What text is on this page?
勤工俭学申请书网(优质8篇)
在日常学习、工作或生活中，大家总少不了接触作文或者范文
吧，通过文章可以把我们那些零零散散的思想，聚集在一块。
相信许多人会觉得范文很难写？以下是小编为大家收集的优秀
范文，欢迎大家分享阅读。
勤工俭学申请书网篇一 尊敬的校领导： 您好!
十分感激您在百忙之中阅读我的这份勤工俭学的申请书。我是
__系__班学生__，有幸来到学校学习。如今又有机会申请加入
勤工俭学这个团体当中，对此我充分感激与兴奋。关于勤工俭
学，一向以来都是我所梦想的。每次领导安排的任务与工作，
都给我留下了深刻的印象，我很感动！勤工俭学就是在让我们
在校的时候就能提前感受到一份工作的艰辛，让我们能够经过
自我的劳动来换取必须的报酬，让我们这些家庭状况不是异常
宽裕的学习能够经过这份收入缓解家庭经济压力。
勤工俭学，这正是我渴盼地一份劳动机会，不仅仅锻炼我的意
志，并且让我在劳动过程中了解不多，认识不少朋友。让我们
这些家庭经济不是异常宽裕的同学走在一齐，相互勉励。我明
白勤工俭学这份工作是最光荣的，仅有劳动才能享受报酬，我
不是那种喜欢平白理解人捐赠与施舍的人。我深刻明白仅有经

--

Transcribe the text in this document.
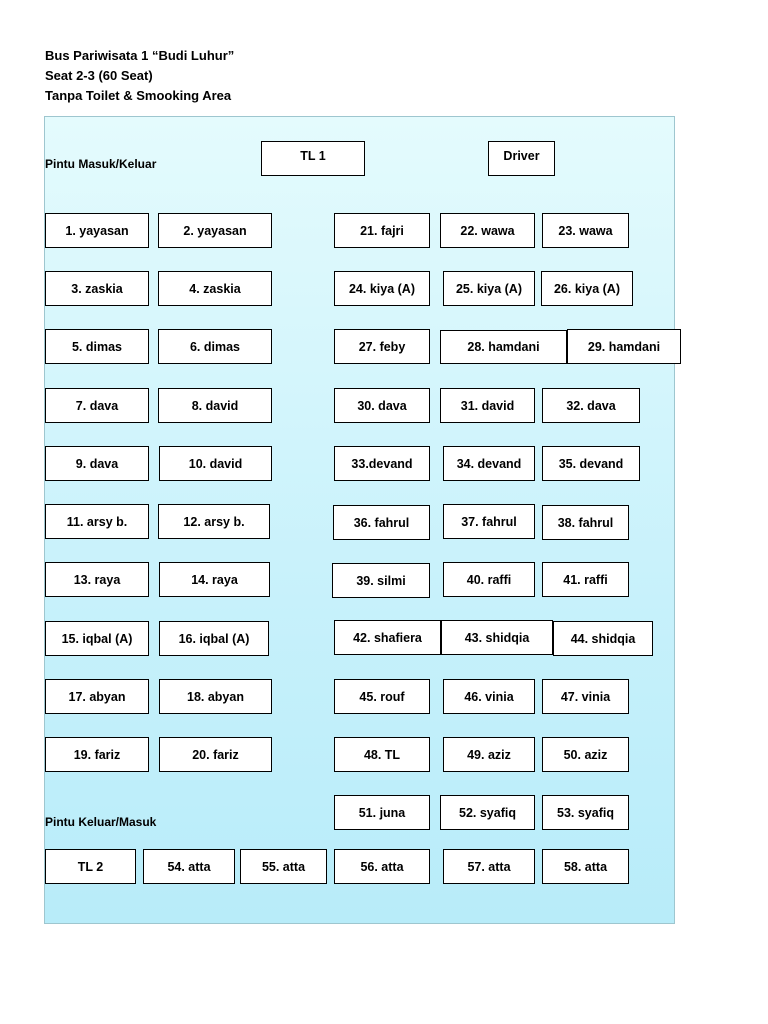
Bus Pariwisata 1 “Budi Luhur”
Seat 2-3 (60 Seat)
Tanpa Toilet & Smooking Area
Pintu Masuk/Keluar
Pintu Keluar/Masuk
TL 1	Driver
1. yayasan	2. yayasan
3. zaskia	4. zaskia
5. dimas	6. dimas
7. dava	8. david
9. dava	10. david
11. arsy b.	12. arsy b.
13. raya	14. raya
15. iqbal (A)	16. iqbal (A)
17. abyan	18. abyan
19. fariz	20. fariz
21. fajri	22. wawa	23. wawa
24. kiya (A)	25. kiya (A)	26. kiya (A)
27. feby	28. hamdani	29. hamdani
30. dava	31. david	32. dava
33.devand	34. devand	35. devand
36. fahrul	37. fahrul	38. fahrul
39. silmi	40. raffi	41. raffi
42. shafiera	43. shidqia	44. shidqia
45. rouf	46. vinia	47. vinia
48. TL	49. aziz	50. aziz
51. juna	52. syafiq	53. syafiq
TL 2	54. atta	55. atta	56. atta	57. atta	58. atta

...

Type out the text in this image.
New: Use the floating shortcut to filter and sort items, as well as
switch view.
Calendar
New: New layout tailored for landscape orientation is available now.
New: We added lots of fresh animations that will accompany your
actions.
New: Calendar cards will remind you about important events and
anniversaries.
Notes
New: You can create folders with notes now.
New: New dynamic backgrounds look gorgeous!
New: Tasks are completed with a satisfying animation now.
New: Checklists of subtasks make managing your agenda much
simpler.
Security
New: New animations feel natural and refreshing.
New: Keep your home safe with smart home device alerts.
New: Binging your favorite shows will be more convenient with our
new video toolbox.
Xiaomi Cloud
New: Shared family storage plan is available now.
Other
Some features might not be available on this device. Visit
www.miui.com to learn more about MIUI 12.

Given exercise:
How many of the lines above include the string "Pintu"? Reply with the number by itself.

Final answer:
2